DATASET ENTRIES:
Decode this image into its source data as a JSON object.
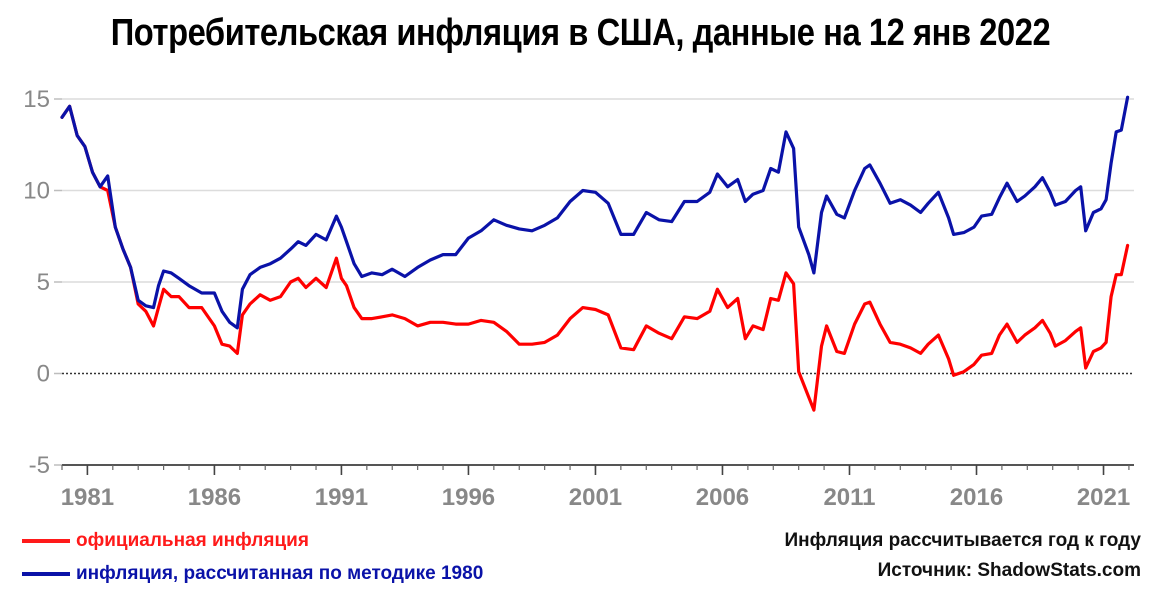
{
  "chart_data": {
    "type": "line",
    "title": "Потребительская инфляция в США, данные на 12 янв 2022",
    "xlabel": "",
    "ylabel": "",
    "xlim": [
      1980,
      2022.2
    ],
    "ylim": [
      -5,
      15
    ],
    "y_ticks": [
      "15",
      "10",
      "5",
      "0",
      "-5"
    ],
    "x_ticks": [
      "1981",
      "1986",
      "1991",
      "1996",
      "2001",
      "2006",
      "2011",
      "2016",
      "2021"
    ],
    "grid": true,
    "zero_line": "dotted",
    "legend_position": "bottom-left",
    "series": [
      {
        "name": "официальная инфляция",
        "color": "#ff0000",
        "points": [
          [
            1980.0,
            14.0
          ],
          [
            1980.3,
            14.6
          ],
          [
            1980.6,
            13.0
          ],
          [
            1980.9,
            12.4
          ],
          [
            1981.2,
            11.0
          ],
          [
            1981.5,
            10.2
          ],
          [
            1981.8,
            10.0
          ],
          [
            1982.1,
            8.0
          ],
          [
            1982.4,
            6.8
          ],
          [
            1982.7,
            5.8
          ],
          [
            1983.0,
            3.8
          ],
          [
            1983.3,
            3.4
          ],
          [
            1983.6,
            2.6
          ],
          [
            1983.8,
            3.6
          ],
          [
            1984.0,
            4.6
          ],
          [
            1984.3,
            4.2
          ],
          [
            1984.6,
            4.2
          ],
          [
            1985.0,
            3.6
          ],
          [
            1985.5,
            3.6
          ],
          [
            1986.0,
            2.6
          ],
          [
            1986.3,
            1.6
          ],
          [
            1986.6,
            1.5
          ],
          [
            1986.9,
            1.1
          ],
          [
            1987.1,
            3.2
          ],
          [
            1987.4,
            3.8
          ],
          [
            1987.8,
            4.3
          ],
          [
            1988.2,
            4.0
          ],
          [
            1988.6,
            4.2
          ],
          [
            1989.0,
            5.0
          ],
          [
            1989.3,
            5.2
          ],
          [
            1989.6,
            4.7
          ],
          [
            1990.0,
            5.2
          ],
          [
            1990.4,
            4.7
          ],
          [
            1990.8,
            6.3
          ],
          [
            1991.0,
            5.2
          ],
          [
            1991.2,
            4.8
          ],
          [
            1991.5,
            3.6
          ],
          [
            1991.8,
            3.0
          ],
          [
            1992.2,
            3.0
          ],
          [
            1992.6,
            3.1
          ],
          [
            1993.0,
            3.2
          ],
          [
            1993.5,
            3.0
          ],
          [
            1994.0,
            2.6
          ],
          [
            1994.5,
            2.8
          ],
          [
            1995.0,
            2.8
          ],
          [
            1995.5,
            2.7
          ],
          [
            1996.0,
            2.7
          ],
          [
            1996.5,
            2.9
          ],
          [
            1997.0,
            2.8
          ],
          [
            1997.5,
            2.3
          ],
          [
            1998.0,
            1.6
          ],
          [
            1998.5,
            1.6
          ],
          [
            1999.0,
            1.7
          ],
          [
            1999.5,
            2.1
          ],
          [
            2000.0,
            3.0
          ],
          [
            2000.5,
            3.6
          ],
          [
            2001.0,
            3.5
          ],
          [
            2001.5,
            3.2
          ],
          [
            2002.0,
            1.4
          ],
          [
            2002.5,
            1.3
          ],
          [
            2003.0,
            2.6
          ],
          [
            2003.5,
            2.2
          ],
          [
            2004.0,
            1.9
          ],
          [
            2004.5,
            3.1
          ],
          [
            2005.0,
            3.0
          ],
          [
            2005.5,
            3.4
          ],
          [
            2005.8,
            4.6
          ],
          [
            2006.2,
            3.6
          ],
          [
            2006.6,
            4.1
          ],
          [
            2006.9,
            1.9
          ],
          [
            2007.2,
            2.6
          ],
          [
            2007.6,
            2.4
          ],
          [
            2007.9,
            4.1
          ],
          [
            2008.2,
            4.0
          ],
          [
            2008.5,
            5.5
          ],
          [
            2008.8,
            4.9
          ],
          [
            2009.0,
            0.1
          ],
          [
            2009.4,
            -1.3
          ],
          [
            2009.6,
            -2.0
          ],
          [
            2009.9,
            1.5
          ],
          [
            2010.1,
            2.6
          ],
          [
            2010.5,
            1.2
          ],
          [
            2010.8,
            1.1
          ],
          [
            2011.2,
            2.7
          ],
          [
            2011.6,
            3.8
          ],
          [
            2011.8,
            3.9
          ],
          [
            2012.2,
            2.7
          ],
          [
            2012.6,
            1.7
          ],
          [
            2013.0,
            1.6
          ],
          [
            2013.4,
            1.4
          ],
          [
            2013.8,
            1.1
          ],
          [
            2014.1,
            1.6
          ],
          [
            2014.5,
            2.1
          ],
          [
            2014.9,
            0.8
          ],
          [
            2015.1,
            -0.1
          ],
          [
            2015.5,
            0.1
          ],
          [
            2015.9,
            0.5
          ],
          [
            2016.2,
            1.0
          ],
          [
            2016.6,
            1.1
          ],
          [
            2016.9,
            2.1
          ],
          [
            2017.2,
            2.7
          ],
          [
            2017.6,
            1.7
          ],
          [
            2017.9,
            2.1
          ],
          [
            2018.3,
            2.5
          ],
          [
            2018.6,
            2.9
          ],
          [
            2018.9,
            2.2
          ],
          [
            2019.1,
            1.5
          ],
          [
            2019.5,
            1.8
          ],
          [
            2019.9,
            2.3
          ],
          [
            2020.1,
            2.5
          ],
          [
            2020.3,
            0.3
          ],
          [
            2020.6,
            1.2
          ],
          [
            2020.9,
            1.4
          ],
          [
            2021.1,
            1.7
          ],
          [
            2021.3,
            4.2
          ],
          [
            2021.5,
            5.4
          ],
          [
            2021.7,
            5.4
          ],
          [
            2021.95,
            7.0
          ]
        ]
      },
      {
        "name": "инфляция, рассчитанная по методике 1980",
        "color": "#0a12a8",
        "points": [
          [
            1980.0,
            14.0
          ],
          [
            1980.3,
            14.6
          ],
          [
            1980.6,
            13.0
          ],
          [
            1980.9,
            12.4
          ],
          [
            1981.2,
            11.0
          ],
          [
            1981.5,
            10.2
          ],
          [
            1981.8,
            10.8
          ],
          [
            1982.1,
            8.0
          ],
          [
            1982.4,
            6.8
          ],
          [
            1982.7,
            5.8
          ],
          [
            1983.0,
            4.0
          ],
          [
            1983.3,
            3.7
          ],
          [
            1983.6,
            3.6
          ],
          [
            1983.8,
            4.8
          ],
          [
            1984.0,
            5.6
          ],
          [
            1984.3,
            5.5
          ],
          [
            1984.6,
            5.2
          ],
          [
            1985.0,
            4.8
          ],
          [
            1985.5,
            4.4
          ],
          [
            1986.0,
            4.4
          ],
          [
            1986.3,
            3.4
          ],
          [
            1986.6,
            2.8
          ],
          [
            1986.9,
            2.5
          ],
          [
            1987.1,
            4.6
          ],
          [
            1987.4,
            5.4
          ],
          [
            1987.8,
            5.8
          ],
          [
            1988.2,
            6.0
          ],
          [
            1988.6,
            6.3
          ],
          [
            1989.0,
            6.8
          ],
          [
            1989.3,
            7.2
          ],
          [
            1989.6,
            7.0
          ],
          [
            1990.0,
            7.6
          ],
          [
            1990.4,
            7.3
          ],
          [
            1990.8,
            8.6
          ],
          [
            1991.0,
            8.0
          ],
          [
            1991.2,
            7.2
          ],
          [
            1991.5,
            6.0
          ],
          [
            1991.8,
            5.3
          ],
          [
            1992.2,
            5.5
          ],
          [
            1992.6,
            5.4
          ],
          [
            1993.0,
            5.7
          ],
          [
            1993.5,
            5.3
          ],
          [
            1994.0,
            5.8
          ],
          [
            1994.5,
            6.2
          ],
          [
            1995.0,
            6.5
          ],
          [
            1995.5,
            6.5
          ],
          [
            1996.0,
            7.4
          ],
          [
            1996.5,
            7.8
          ],
          [
            1997.0,
            8.4
          ],
          [
            1997.5,
            8.1
          ],
          [
            1998.0,
            7.9
          ],
          [
            1998.5,
            7.8
          ],
          [
            1999.0,
            8.1
          ],
          [
            1999.5,
            8.5
          ],
          [
            2000.0,
            9.4
          ],
          [
            2000.5,
            10.0
          ],
          [
            2001.0,
            9.9
          ],
          [
            2001.5,
            9.3
          ],
          [
            2002.0,
            7.6
          ],
          [
            2002.5,
            7.6
          ],
          [
            2003.0,
            8.8
          ],
          [
            2003.5,
            8.4
          ],
          [
            2004.0,
            8.3
          ],
          [
            2004.5,
            9.4
          ],
          [
            2005.0,
            9.4
          ],
          [
            2005.5,
            9.9
          ],
          [
            2005.8,
            10.9
          ],
          [
            2006.2,
            10.2
          ],
          [
            2006.6,
            10.6
          ],
          [
            2006.9,
            9.4
          ],
          [
            2007.2,
            9.8
          ],
          [
            2007.6,
            10.0
          ],
          [
            2007.9,
            11.2
          ],
          [
            2008.2,
            11.0
          ],
          [
            2008.5,
            13.2
          ],
          [
            2008.8,
            12.3
          ],
          [
            2009.0,
            8.0
          ],
          [
            2009.4,
            6.5
          ],
          [
            2009.6,
            5.5
          ],
          [
            2009.9,
            8.8
          ],
          [
            2010.1,
            9.7
          ],
          [
            2010.5,
            8.7
          ],
          [
            2010.8,
            8.5
          ],
          [
            2011.2,
            10.0
          ],
          [
            2011.6,
            11.2
          ],
          [
            2011.8,
            11.4
          ],
          [
            2012.2,
            10.4
          ],
          [
            2012.6,
            9.3
          ],
          [
            2013.0,
            9.5
          ],
          [
            2013.4,
            9.2
          ],
          [
            2013.8,
            8.8
          ],
          [
            2014.1,
            9.3
          ],
          [
            2014.5,
            9.9
          ],
          [
            2014.9,
            8.5
          ],
          [
            2015.1,
            7.6
          ],
          [
            2015.5,
            7.7
          ],
          [
            2015.9,
            8.0
          ],
          [
            2016.2,
            8.6
          ],
          [
            2016.6,
            8.7
          ],
          [
            2016.9,
            9.6
          ],
          [
            2017.2,
            10.4
          ],
          [
            2017.6,
            9.4
          ],
          [
            2017.9,
            9.7
          ],
          [
            2018.3,
            10.2
          ],
          [
            2018.6,
            10.7
          ],
          [
            2018.9,
            9.9
          ],
          [
            2019.1,
            9.2
          ],
          [
            2019.5,
            9.4
          ],
          [
            2019.9,
            10.0
          ],
          [
            2020.1,
            10.2
          ],
          [
            2020.3,
            7.8
          ],
          [
            2020.6,
            8.8
          ],
          [
            2020.9,
            9.0
          ],
          [
            2021.1,
            9.5
          ],
          [
            2021.3,
            11.5
          ],
          [
            2021.5,
            13.2
          ],
          [
            2021.7,
            13.3
          ],
          [
            2021.95,
            15.1
          ]
        ]
      }
    ]
  },
  "legend": {
    "official_label": "официальная инфляция",
    "shadow_label": "инфляция, рассчитанная по методике 1980"
  },
  "notes": {
    "line1": "Инфляция рассчитывается год к году",
    "line2": "Источник: ShadowStats.com"
  }
}
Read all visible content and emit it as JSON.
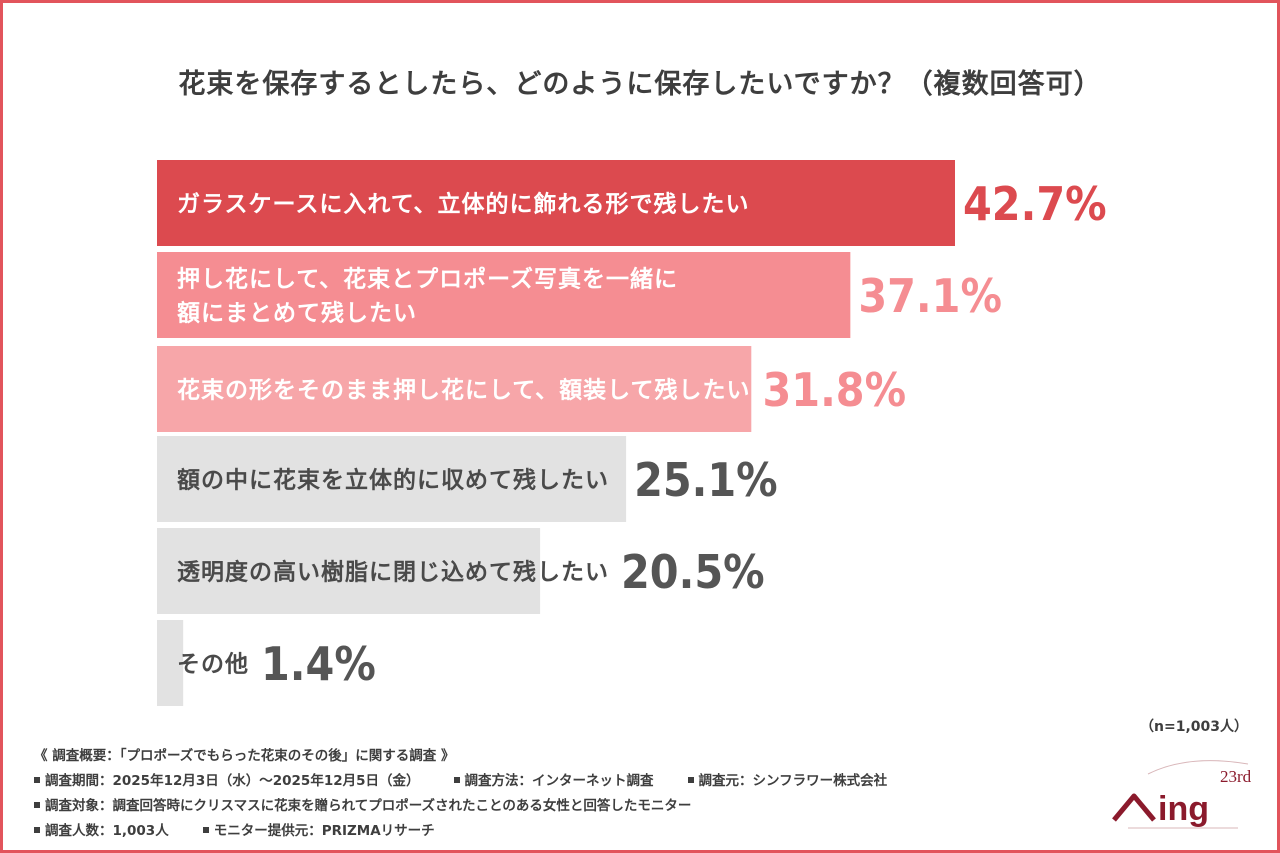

EXERCISE: Report all lines of the material that contain the word "методике".

EXERCISE SOLUTION:
        "name": "инфляция, рассчитанная по методике 1980",
    "shadow_label": "инфляция, рассчитанная по методике 1980"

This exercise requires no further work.